*DATA FOR PROCESSING*.
____________
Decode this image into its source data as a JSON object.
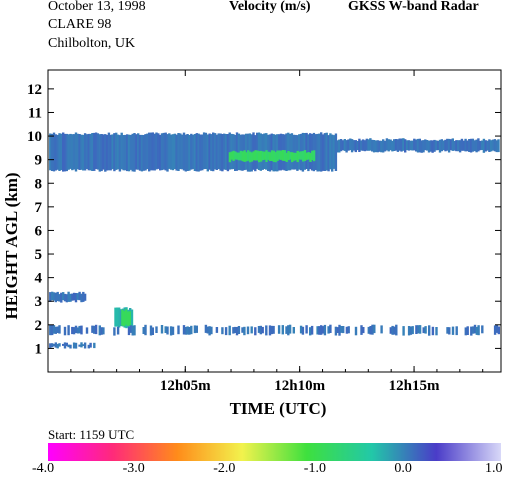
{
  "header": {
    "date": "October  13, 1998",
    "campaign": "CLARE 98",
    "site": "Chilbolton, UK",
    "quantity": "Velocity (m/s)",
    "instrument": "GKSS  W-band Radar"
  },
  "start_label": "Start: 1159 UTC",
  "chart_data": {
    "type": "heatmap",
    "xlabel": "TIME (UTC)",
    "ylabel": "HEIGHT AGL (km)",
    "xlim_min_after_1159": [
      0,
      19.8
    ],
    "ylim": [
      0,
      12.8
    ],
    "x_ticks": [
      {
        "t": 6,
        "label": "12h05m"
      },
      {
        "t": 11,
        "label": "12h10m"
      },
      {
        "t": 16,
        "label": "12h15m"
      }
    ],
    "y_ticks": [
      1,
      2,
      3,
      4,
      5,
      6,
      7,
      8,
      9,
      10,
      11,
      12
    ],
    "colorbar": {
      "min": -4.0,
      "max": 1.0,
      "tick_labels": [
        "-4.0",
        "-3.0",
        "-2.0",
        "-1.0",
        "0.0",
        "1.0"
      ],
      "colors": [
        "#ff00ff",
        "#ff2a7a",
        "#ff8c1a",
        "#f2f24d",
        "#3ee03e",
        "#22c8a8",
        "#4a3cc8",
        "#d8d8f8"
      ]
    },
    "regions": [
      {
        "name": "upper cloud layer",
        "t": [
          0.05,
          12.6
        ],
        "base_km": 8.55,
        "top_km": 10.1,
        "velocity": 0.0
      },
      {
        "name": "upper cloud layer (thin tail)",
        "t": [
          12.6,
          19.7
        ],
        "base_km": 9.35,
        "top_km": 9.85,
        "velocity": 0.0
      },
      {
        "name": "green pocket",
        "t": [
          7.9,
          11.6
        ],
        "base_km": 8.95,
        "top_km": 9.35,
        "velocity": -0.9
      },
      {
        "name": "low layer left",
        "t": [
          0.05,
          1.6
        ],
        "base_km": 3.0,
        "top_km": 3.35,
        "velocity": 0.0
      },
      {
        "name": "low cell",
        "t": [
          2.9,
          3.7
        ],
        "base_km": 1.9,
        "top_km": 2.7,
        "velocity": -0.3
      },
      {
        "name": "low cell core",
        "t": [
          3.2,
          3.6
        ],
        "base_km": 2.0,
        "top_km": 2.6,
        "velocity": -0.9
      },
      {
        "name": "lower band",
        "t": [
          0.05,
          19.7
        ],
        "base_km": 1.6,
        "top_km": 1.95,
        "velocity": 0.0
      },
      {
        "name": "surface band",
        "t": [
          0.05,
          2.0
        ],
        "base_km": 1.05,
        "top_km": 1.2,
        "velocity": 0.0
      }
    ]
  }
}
____________
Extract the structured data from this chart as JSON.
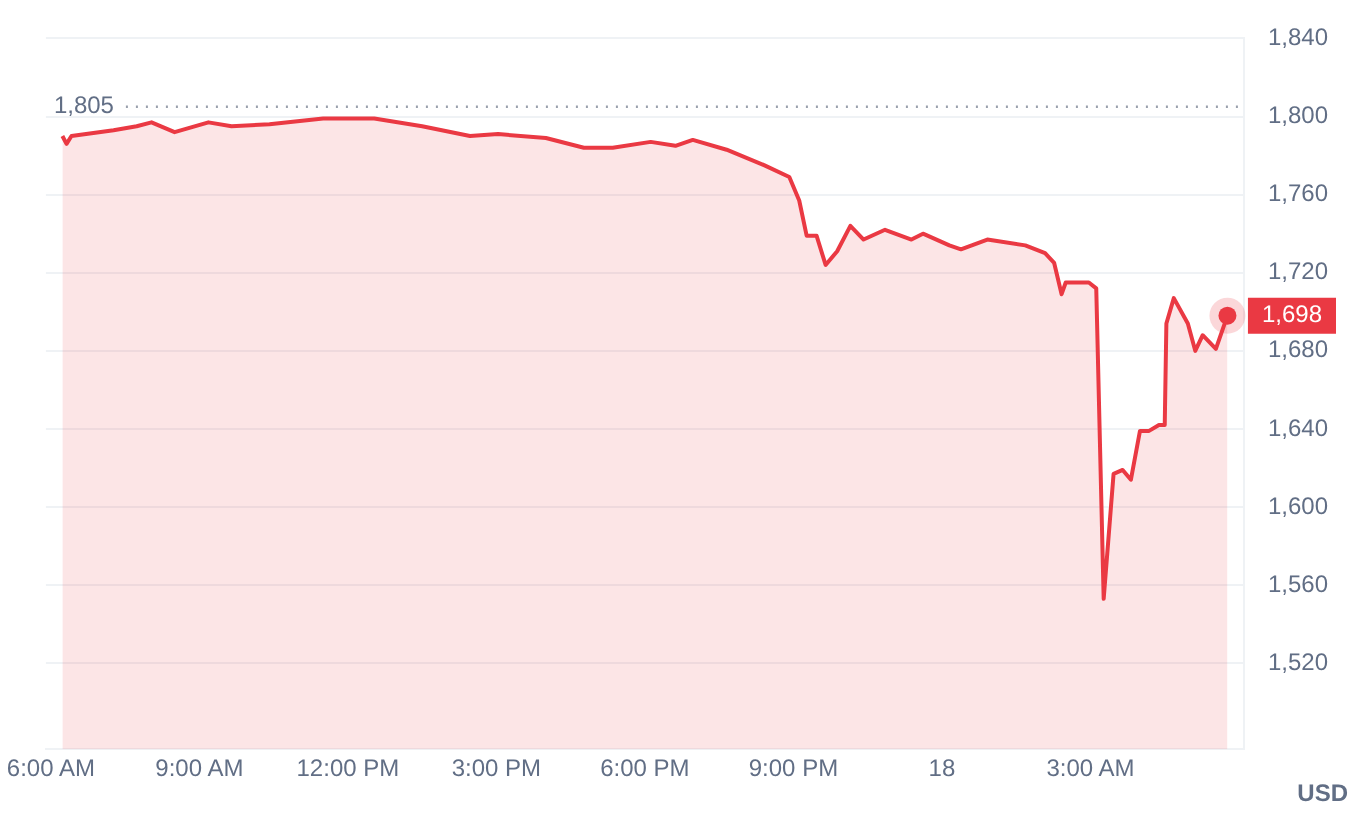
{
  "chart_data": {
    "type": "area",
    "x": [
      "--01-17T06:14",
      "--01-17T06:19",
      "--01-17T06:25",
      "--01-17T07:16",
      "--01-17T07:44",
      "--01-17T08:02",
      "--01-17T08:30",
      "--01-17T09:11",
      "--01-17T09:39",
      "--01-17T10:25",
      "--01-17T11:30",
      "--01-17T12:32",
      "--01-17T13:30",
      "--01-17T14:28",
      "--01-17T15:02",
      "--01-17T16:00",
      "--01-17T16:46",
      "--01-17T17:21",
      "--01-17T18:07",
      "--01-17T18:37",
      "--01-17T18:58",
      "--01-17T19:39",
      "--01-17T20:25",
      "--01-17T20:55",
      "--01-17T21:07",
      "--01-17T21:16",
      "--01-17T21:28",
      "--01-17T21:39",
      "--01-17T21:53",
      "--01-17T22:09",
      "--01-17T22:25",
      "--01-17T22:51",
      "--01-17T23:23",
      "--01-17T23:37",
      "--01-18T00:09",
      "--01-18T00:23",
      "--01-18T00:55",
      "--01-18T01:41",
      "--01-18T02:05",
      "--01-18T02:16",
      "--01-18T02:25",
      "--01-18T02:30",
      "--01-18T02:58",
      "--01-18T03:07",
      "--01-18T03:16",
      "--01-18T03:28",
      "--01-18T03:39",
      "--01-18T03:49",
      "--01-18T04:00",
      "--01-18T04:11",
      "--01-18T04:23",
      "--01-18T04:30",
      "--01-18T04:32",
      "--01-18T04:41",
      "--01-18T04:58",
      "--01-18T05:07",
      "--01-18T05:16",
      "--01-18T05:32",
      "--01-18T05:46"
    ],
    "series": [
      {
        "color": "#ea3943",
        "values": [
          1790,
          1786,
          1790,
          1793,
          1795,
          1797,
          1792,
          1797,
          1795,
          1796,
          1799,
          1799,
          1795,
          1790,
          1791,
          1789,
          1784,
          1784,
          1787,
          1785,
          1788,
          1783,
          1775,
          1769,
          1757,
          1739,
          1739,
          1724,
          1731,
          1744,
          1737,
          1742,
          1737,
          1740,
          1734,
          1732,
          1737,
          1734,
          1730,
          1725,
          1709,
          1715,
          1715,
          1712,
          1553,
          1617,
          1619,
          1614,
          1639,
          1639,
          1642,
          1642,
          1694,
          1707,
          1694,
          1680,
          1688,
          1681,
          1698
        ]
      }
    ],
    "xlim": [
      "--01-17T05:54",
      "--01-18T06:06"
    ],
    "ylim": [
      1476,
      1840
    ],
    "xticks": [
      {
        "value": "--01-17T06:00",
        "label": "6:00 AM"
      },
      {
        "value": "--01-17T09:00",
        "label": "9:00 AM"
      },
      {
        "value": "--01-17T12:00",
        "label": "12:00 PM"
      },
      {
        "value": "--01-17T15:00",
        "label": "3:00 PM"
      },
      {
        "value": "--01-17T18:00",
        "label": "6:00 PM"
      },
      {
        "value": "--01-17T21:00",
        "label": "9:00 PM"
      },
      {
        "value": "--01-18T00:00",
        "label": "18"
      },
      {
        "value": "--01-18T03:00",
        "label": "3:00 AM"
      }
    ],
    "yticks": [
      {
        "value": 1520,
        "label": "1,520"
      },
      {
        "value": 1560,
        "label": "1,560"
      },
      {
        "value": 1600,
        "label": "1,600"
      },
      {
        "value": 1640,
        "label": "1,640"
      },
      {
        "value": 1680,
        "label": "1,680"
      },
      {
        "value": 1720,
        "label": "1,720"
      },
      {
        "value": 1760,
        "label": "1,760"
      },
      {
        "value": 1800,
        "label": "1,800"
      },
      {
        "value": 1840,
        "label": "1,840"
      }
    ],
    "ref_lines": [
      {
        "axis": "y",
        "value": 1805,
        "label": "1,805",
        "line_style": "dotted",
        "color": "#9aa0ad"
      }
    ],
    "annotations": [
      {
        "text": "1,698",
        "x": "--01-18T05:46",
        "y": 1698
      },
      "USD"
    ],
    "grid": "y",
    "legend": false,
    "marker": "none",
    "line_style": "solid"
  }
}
____________
*REQUIRED TASK*. Using the records above, say how many lines include the string "upper". Only the number is wanted.

*RESULT*. 2